- _Description of the task_:
Repeat the data word for word. Do not include the pictures.

- _Record set_:

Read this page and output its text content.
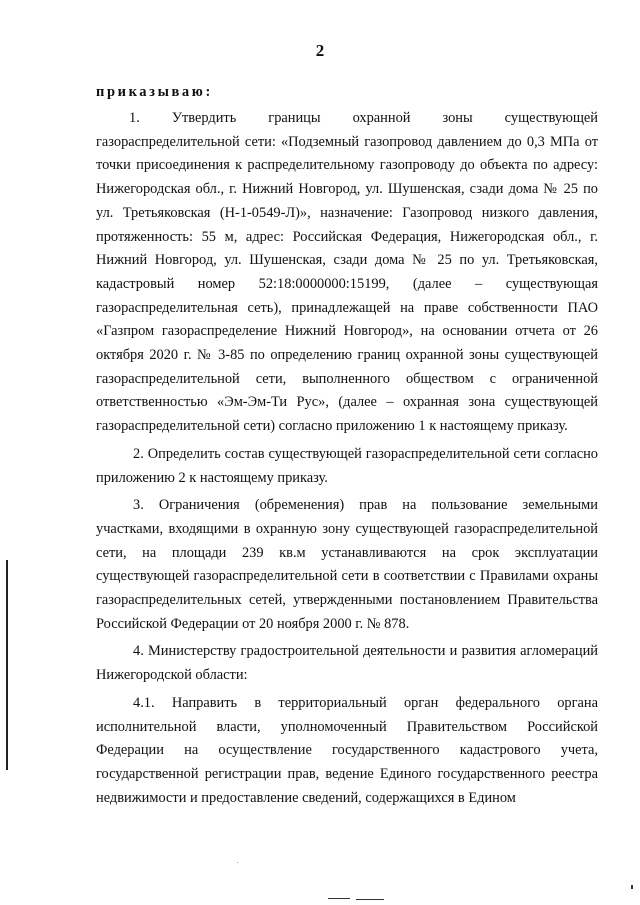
2
приказываю:

1. Утвердить границы охранной зоны существующей газораспределительной сети: «Подземный газопровод давлением до 0,3 МПа от точки присоединения к распределительному газопроводу до объекта по адресу: Нижегородская обл., г. Нижний Новгород, ул. Шушенская, сзади дома № 25 по ул. Третьяковская (Н-1-0549-Л)», назначение: Газопровод низкого давления, протяженность: 55 м, адрес: Российская Федерация, Нижегородская обл., г. Нижний Новгород, ул. Шушенская, сзади дома № 25 по ул. Третьяковская, кадастровый номер 52:18:0000000:15199, (далее – существующая газораспределительная сеть), принадлежащей на праве собственности ПАО «Газпром газораспределение Нижний Новгород», на основании отчета от 26 октября 2020 г. № 3-85 по определению границ охранной зоны существующей газораспределительной сети, выполненного обществом с ограниченной ответственностью «Эм-Эм-Ти Рус», (далее – охранная зона существующей газораспределительной сети) согласно приложению 1 к настоящему приказу.

2. Определить состав существующей газораспределительной сети согласно приложению 2 к настоящему приказу.

3. Ограничения (обременения) прав на пользование земельными участками, входящими в охранную зону существующей газораспределительной сети, на площади 239 кв.м устанавливаются на срок эксплуатации существующей газораспределительной сети в соответствии с Правилами охраны газораспределительных сетей, утвержденными постановлением Правительства Российской Федерации от 20 ноября 2000 г. № 878.

4. Министерству градостроительной деятельности и развития агломераций Нижегородской области:

4.1. Направить в территориальный орган федерального органа исполнительной власти, уполномоченный Правительством Российской Федерации на осуществление государственного кадастрового учета, государственной регистрации прав, ведение Единого государственного реестра недвижимости и предоставление сведений, содержащихся в Едином
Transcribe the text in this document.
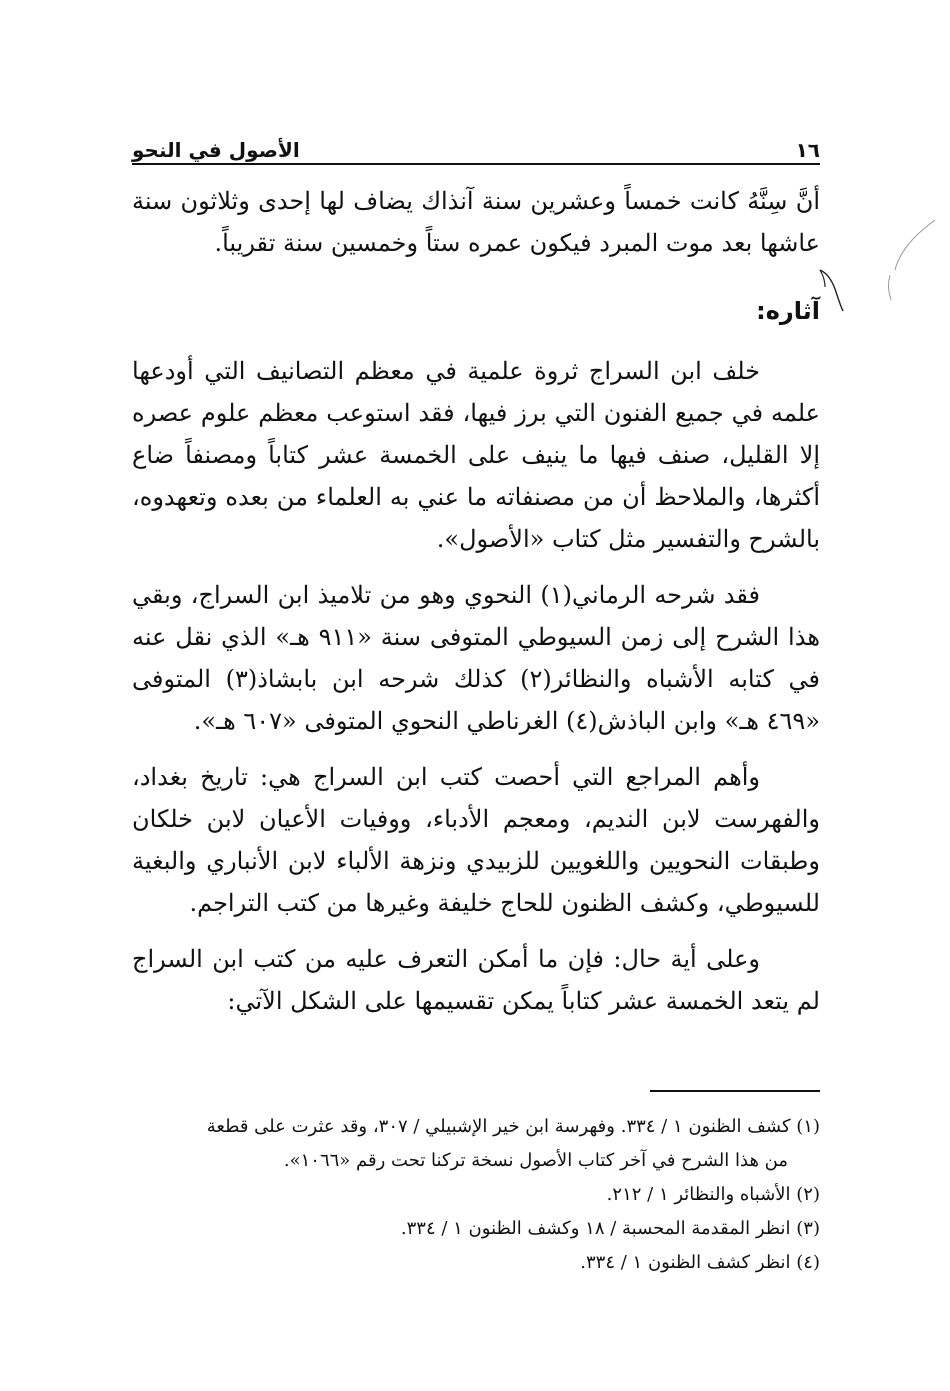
١٦
الأصول في النحو

أنَّ سِنَّهُ كانت خمساً وعشرين سنة آنذاك يضاف لها إحدى وثلاثون سنة عاشها بعد موت المبرد فيكون عمره ستاً وخمسين سنة تقريباً.

آثاره:

خلف ابن السراج ثروة علمية في معظم التصانيف التي أودعها علمه في جميع الفنون التي برز فيها، فقد استوعب معظم علوم عصره إلا القليل، صنف فيها ما ينيف على الخمسة عشر كتاباً ومصنفاً ضاع أكثرها، والملاحظ أن من مصنفاته ما عني به العلماء من بعده وتعهدوه، بالشرح والتفسير مثل كتاب «الأصول».

فقد شرحه الرماني(١) النحوي وهو من تلاميذ ابن السراج، وبقي هذا الشرح إلى زمن السيوطي المتوفى سنة «٩١١ هـ» الذي نقل عنه في كتابه الأشباه والنظائر(٢) كذلك شرحه ابن بابشاذ(٣) المتوفى «٤٦٩ هـ» وابن الباذش(٤) الغرناطي النحوي المتوفى «٦٠٧ هـ».

وأهم المراجع التي أحصت كتب ابن السراج هي: تاريخ بغداد، والفهرست لابن النديم، ومعجم الأدباء، ووفيات الأعيان لابن خلكان وطبقات النحويين واللغويين للزبيدي ونزهة الألباء لابن الأنباري والبغية للسيوطي، وكشف الظنون للحاج خليفة وغيرها من كتب التراجم.

وعلى أية حال: فإن ما أمكن التعرف عليه من كتب ابن السراج لم يتعد الخمسة عشر كتاباً يمكن تقسيمها على الشكل الآتي:

(١) كشف الظنون ١ / ٣٣٤. وفهرسة ابن خير الإشبيلي / ٣٠٧، وقد عثرت على قطعة

من هذا الشرح في آخر كتاب الأصول نسخة تركنا تحت رقم «١٠٦٦».

(٢) الأشباه والنظائر ١ / ٢١٢.

(٣) انظر المقدمة المحسبة / ١٨ وكشف الظنون ١ / ٣٣٤.

(٤) انظر كشف الظنون ١ / ٣٣٤.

- _Answer below_:
Read this page and output its text content.
2
приказываю:

1. Утвердить границы охранной зоны существующей газораспределительной сети: «Подземный газопровод давлением до 0,3 МПа от точки присоединения к распределительному газопроводу до объекта по адресу: Нижегородская обл., г. Нижний Новгород, ул. Шушенская, сзади дома № 25 по ул. Третьяковская (Н-1-0549-Л)», назначение: Газопровод низкого давления, протяженность: 55 м, адрес: Российская Федерация, Нижегородская обл., г. Нижний Новгород, ул. Шушенская, сзади дома № 25 по ул. Третьяковская, кадастровый номер 52:18:0000000:15199, (далее – существующая газораспределительная сеть), принадлежащей на праве собственности ПАО «Газпром газораспределение Нижний Новгород», на основании отчета от 26 октября 2020 г. № 3-85 по определению границ охранной зоны существующей газораспределительной сети, выполненного обществом с ограниченной ответственностью «Эм-Эм-Ти Рус», (далее – охранная зона существующей газораспределительной сети) согласно приложению 1 к настоящему приказу.

2. Определить состав существующей газораспределительной сети согласно приложению 2 к настоящему приказу.

3. Ограничения (обременения) прав на пользование земельными участками, входящими в охранную зону существующей газораспределительной сети, на площади 239 кв.м устанавливаются на срок эксплуатации существующей газораспределительной сети в соответствии с Правилами охраны газораспределительных сетей, утвержденными постановлением Правительства Российской Федерации от 20 ноября 2000 г. № 878.

4. Министерству градостроительной деятельности и развития агломераций Нижегородской области:

4.1. Направить в территориальный орган федерального органа исполнительной власти, уполномоченный Правительством Российской Федерации на осуществление государственного кадастрового учета, государственной регистрации прав, ведение Единого государственного реестра недвижимости и предоставление сведений, содержащихся в Едином
Transcribe the text in this document.
١٦
الأصول في النحو

أنَّ سِنَّهُ كانت خمساً وعشرين سنة آنذاك يضاف لها إحدى وثلاثون سنة عاشها بعد موت المبرد فيكون عمره ستاً وخمسين سنة تقريباً.

آثاره:

خلف ابن السراج ثروة علمية في معظم التصانيف التي أودعها علمه في جميع الفنون التي برز فيها، فقد استوعب معظم علوم عصره إلا القليل، صنف فيها ما ينيف على الخمسة عشر كتاباً ومصنفاً ضاع أكثرها، والملاحظ أن من مصنفاته ما عني به العلماء من بعده وتعهدوه، بالشرح والتفسير مثل كتاب «الأصول».

فقد شرحه الرماني(١) النحوي وهو من تلاميذ ابن السراج، وبقي هذا الشرح إلى زمن السيوطي المتوفى سنة «٩١١ هـ» الذي نقل عنه في كتابه الأشباه والنظائر(٢) كذلك شرحه ابن بابشاذ(٣) المتوفى «٤٦٩ هـ» وابن الباذش(٤) الغرناطي النحوي المتوفى «٦٠٧ هـ».

وأهم المراجع التي أحصت كتب ابن السراج هي: تاريخ بغداد، والفهرست لابن النديم، ومعجم الأدباء، ووفيات الأعيان لابن خلكان وطبقات النحويين واللغويين للزبيدي ونزهة الألباء لابن الأنباري والبغية للسيوطي، وكشف الظنون للحاج خليفة وغيرها من كتب التراجم.

وعلى أية حال: فإن ما أمكن التعرف عليه من كتب ابن السراج لم يتعد الخمسة عشر كتاباً يمكن تقسيمها على الشكل الآتي:

(١) كشف الظنون ١ / ٣٣٤. وفهرسة ابن خير الإشبيلي / ٣٠٧، وقد عثرت على قطعة

من هذا الشرح في آخر كتاب الأصول نسخة تركنا تحت رقم «١٠٦٦».

(٢) الأشباه والنظائر ١ / ٢١٢.

(٣) انظر المقدمة المحسبة / ١٨ وكشف الظنون ١ / ٣٣٤.

(٤) انظر كشف الظنون ١ / ٣٣٤.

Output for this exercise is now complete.